━━━━━ ENTRIES SHOWN

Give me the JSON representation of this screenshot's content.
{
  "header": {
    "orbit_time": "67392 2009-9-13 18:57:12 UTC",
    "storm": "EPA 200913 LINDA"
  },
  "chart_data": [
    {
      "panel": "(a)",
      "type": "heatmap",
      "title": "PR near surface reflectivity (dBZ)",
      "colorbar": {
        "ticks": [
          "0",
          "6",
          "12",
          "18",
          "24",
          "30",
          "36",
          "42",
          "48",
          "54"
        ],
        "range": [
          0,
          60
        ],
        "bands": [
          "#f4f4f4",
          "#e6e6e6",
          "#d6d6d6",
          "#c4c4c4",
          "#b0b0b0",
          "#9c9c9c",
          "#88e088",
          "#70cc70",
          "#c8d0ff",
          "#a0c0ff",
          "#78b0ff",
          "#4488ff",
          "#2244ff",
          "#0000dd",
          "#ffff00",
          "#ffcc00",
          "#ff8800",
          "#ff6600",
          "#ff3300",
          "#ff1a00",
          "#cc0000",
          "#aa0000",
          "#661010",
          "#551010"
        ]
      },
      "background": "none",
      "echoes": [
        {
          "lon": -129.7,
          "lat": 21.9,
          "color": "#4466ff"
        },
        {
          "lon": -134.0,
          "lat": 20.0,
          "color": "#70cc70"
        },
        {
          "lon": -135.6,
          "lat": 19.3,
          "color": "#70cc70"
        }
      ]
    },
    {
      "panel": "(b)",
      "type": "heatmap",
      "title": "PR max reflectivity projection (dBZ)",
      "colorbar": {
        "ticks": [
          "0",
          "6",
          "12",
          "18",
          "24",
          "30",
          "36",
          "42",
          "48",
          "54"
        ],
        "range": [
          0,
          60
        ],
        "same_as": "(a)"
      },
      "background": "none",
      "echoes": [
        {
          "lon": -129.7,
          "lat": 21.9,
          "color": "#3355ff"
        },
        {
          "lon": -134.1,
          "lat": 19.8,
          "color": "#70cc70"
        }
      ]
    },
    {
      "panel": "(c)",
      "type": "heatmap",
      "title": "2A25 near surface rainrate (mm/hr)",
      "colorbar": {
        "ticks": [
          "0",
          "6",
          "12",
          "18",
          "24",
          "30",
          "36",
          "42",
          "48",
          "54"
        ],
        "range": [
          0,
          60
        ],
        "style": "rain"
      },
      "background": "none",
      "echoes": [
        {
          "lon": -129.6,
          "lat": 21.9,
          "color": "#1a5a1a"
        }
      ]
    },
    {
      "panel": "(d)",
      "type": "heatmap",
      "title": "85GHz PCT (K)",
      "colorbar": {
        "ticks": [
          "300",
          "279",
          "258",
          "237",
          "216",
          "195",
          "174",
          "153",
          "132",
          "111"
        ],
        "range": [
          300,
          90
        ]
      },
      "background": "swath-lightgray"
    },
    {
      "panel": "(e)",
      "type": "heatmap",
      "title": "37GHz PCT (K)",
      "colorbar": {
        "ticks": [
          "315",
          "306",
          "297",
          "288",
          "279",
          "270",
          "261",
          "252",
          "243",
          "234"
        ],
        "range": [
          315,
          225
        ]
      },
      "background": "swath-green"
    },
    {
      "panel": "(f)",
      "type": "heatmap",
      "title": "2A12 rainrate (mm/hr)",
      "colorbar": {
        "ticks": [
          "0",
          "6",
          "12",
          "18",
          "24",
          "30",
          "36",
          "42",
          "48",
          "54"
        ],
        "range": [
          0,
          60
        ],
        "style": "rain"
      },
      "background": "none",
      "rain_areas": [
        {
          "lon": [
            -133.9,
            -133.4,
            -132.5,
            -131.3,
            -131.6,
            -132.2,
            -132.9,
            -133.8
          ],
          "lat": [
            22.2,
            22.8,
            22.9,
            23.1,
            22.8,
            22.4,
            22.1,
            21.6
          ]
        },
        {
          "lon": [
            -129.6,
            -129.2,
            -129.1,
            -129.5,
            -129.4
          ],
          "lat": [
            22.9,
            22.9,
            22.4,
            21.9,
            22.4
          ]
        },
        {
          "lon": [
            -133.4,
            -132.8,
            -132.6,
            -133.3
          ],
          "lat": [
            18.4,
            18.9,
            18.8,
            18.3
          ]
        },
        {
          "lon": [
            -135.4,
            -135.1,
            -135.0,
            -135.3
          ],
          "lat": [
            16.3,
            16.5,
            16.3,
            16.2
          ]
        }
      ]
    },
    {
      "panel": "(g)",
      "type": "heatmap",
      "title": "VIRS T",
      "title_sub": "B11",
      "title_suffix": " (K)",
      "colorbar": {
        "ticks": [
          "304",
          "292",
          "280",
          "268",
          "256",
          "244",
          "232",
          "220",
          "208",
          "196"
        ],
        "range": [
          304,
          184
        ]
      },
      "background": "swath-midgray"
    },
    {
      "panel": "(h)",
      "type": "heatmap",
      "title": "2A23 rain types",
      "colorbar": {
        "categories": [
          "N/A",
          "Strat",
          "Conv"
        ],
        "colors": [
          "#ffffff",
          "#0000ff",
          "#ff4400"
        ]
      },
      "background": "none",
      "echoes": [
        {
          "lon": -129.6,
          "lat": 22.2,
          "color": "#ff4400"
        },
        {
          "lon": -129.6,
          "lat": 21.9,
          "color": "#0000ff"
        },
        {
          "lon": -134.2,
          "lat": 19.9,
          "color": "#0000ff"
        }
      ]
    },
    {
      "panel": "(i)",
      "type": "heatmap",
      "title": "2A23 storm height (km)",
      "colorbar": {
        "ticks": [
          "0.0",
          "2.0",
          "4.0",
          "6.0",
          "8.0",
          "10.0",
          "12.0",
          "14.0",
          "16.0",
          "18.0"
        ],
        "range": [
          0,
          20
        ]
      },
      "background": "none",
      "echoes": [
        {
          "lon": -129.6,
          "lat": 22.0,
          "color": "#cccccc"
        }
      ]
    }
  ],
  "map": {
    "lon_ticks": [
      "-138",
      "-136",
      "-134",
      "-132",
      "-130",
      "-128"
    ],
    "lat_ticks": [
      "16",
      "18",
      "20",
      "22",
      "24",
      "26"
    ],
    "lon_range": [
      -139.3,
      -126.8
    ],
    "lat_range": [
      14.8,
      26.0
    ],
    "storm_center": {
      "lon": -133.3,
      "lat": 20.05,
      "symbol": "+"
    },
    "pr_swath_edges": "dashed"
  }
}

━━━━━━━━━━

WORK TO DO →
Copy every line of the records word for word.

COMPLETE ANSWER →
Give me the JSON representation of this screenshot's content.
{
  "header": {
    "orbit_time": "67392 2009-9-13 18:57:12 UTC",
    "storm": "EPA 200913 LINDA"
  },
  "chart_data": [
    {
      "panel": "(a)",
      "type": "heatmap",
      "title": "PR near surface reflectivity (dBZ)",
      "colorbar": {
        "ticks": [
          "0",
          "6",
          "12",
          "18",
          "24",
          "30",
          "36",
          "42",
          "48",
          "54"
        ],
        "range": [
          0,
          60
        ],
        "bands": [
          "#f4f4f4",
          "#e6e6e6",
          "#d6d6d6",
          "#c4c4c4",
          "#b0b0b0",
          "#9c9c9c",
          "#88e088",
          "#70cc70",
          "#c8d0ff",
          "#a0c0ff",
          "#78b0ff",
          "#4488ff",
          "#2244ff",
          "#0000dd",
          "#ffff00",
          "#ffcc00",
          "#ff8800",
          "#ff6600",
          "#ff3300",
          "#ff1a00",
          "#cc0000",
          "#aa0000",
          "#661010",
          "#551010"
        ]
      },
      "background": "none",
      "echoes": [
        {
          "lon": -129.7,
          "lat": 21.9,
          "color": "#4466ff"
        },
        {
          "lon": -134.0,
          "lat": 20.0,
          "color": "#70cc70"
        },
        {
          "lon": -135.6,
          "lat": 19.3,
          "color": "#70cc70"
        }
      ]
    },
    {
      "panel": "(b)",
      "type": "heatmap",
      "title": "PR max reflectivity projection (dBZ)",
      "colorbar": {
        "ticks": [
          "0",
          "6",
          "12",
          "18",
          "24",
          "30",
          "36",
          "42",
          "48",
          "54"
        ],
        "range": [
          0,
          60
        ],
        "same_as": "(a)"
      },
      "background": "none",
      "echoes": [
        {
          "lon": -129.7,
          "lat": 21.9,
          "color": "#3355ff"
        },
        {
          "lon": -134.1,
          "lat": 19.8,
          "color": "#70cc70"
        }
      ]
    },
    {
      "panel": "(c)",
      "type": "heatmap",
      "title": "2A25 near surface rainrate (mm/hr)",
      "colorbar": {
        "ticks": [
          "0",
          "6",
          "12",
          "18",
          "24",
          "30",
          "36",
          "42",
          "48",
          "54"
        ],
        "range": [
          0,
          60
        ],
        "style": "rain"
      },
      "background": "none",
      "echoes": [
        {
          "lon": -129.6,
          "lat": 21.9,
          "color": "#1a5a1a"
        }
      ]
    },
    {
      "panel": "(d)",
      "type": "heatmap",
      "title": "85GHz PCT (K)",
      "colorbar": {
        "ticks": [
          "300",
          "279",
          "258",
          "237",
          "216",
          "195",
          "174",
          "153",
          "132",
          "111"
        ],
        "range": [
          300,
          90
        ]
      },
      "background": "swath-lightgray"
    },
    {
      "panel": "(e)",
      "type": "heatmap",
      "title": "37GHz PCT (K)",
      "colorbar": {
        "ticks": [
          "315",
          "306",
          "297",
          "288",
          "279",
          "270",
          "261",
          "252",
          "243",
          "234"
        ],
        "range": [
          315,
          225
        ]
      },
      "background": "swath-green"
    },
    {
      "panel": "(f)",
      "type": "heatmap",
      "title": "2A12 rainrate (mm/hr)",
      "colorbar": {
        "ticks": [
          "0",
          "6",
          "12",
          "18",
          "24",
          "30",
          "36",
          "42",
          "48",
          "54"
        ],
        "range": [
          0,
          60
        ],
        "style": "rain"
      },
      "background": "none",
      "rain_areas": [
        {
          "lon": [
            -133.9,
            -133.4,
            -132.5,
            -131.3,
            -131.6,
            -132.2,
            -132.9,
            -133.8
          ],
          "lat": [
            22.2,
            22.8,
            22.9,
            23.1,
            22.8,
            22.4,
            22.1,
            21.6
          ]
        },
        {
          "lon": [
            -129.6,
            -129.2,
            -129.1,
            -129.5,
            -129.4
          ],
          "lat": [
            22.9,
            22.9,
            22.4,
            21.9,
            22.4
          ]
        },
        {
          "lon": [
            -133.4,
            -132.8,
            -132.6,
            -133.3
          ],
          "lat": [
            18.4,
            18.9,
            18.8,
            18.3
          ]
        },
        {
          "lon": [
            -135.4,
            -135.1,
            -135.0,
            -135.3
          ],
          "lat": [
            16.3,
            16.5,
            16.3,
            16.2
          ]
        }
      ]
    },
    {
      "panel": "(g)",
      "type": "heatmap",
      "title": "VIRS T",
      "title_sub": "B11",
      "title_suffix": " (K)",
      "colorbar": {
        "ticks": [
          "304",
          "292",
          "280",
          "268",
          "256",
          "244",
          "232",
          "220",
          "208",
          "196"
        ],
        "range": [
          304,
          184
        ]
      },
      "background": "swath-midgray"
    },
    {
      "panel": "(h)",
      "type": "heatmap",
      "title": "2A23 rain types",
      "colorbar": {
        "categories": [
          "N/A",
          "Strat",
          "Conv"
        ],
        "colors": [
          "#ffffff",
          "#0000ff",
          "#ff4400"
        ]
      },
      "background": "none",
      "echoes": [
        {
          "lon": -129.6,
          "lat": 22.2,
          "color": "#ff4400"
        },
        {
          "lon": -129.6,
          "lat": 21.9,
          "color": "#0000ff"
        },
        {
          "lon": -134.2,
          "lat": 19.9,
          "color": "#0000ff"
        }
      ]
    },
    {
      "panel": "(i)",
      "type": "heatmap",
      "title": "2A23 storm height (km)",
      "colorbar": {
        "ticks": [
          "0.0",
          "2.0",
          "4.0",
          "6.0",
          "8.0",
          "10.0",
          "12.0",
          "14.0",
          "16.0",
          "18.0"
        ],
        "range": [
          0,
          20
        ]
      },
      "background": "none",
      "echoes": [
        {
          "lon": -129.6,
          "lat": 22.0,
          "color": "#cccccc"
        }
      ]
    }
  ],
  "map": {
    "lon_ticks": [
      "-138",
      "-136",
      "-134",
      "-132",
      "-130",
      "-128"
    ],
    "lat_ticks": [
      "16",
      "18",
      "20",
      "22",
      "24",
      "26"
    ],
    "lon_range": [
      -139.3,
      -126.8
    ],
    "lat_range": [
      14.8,
      26.0
    ],
    "storm_center": {
      "lon": -133.3,
      "lat": 20.05,
      "symbol": "+"
    },
    "pr_swath_edges": "dashed"
  }
}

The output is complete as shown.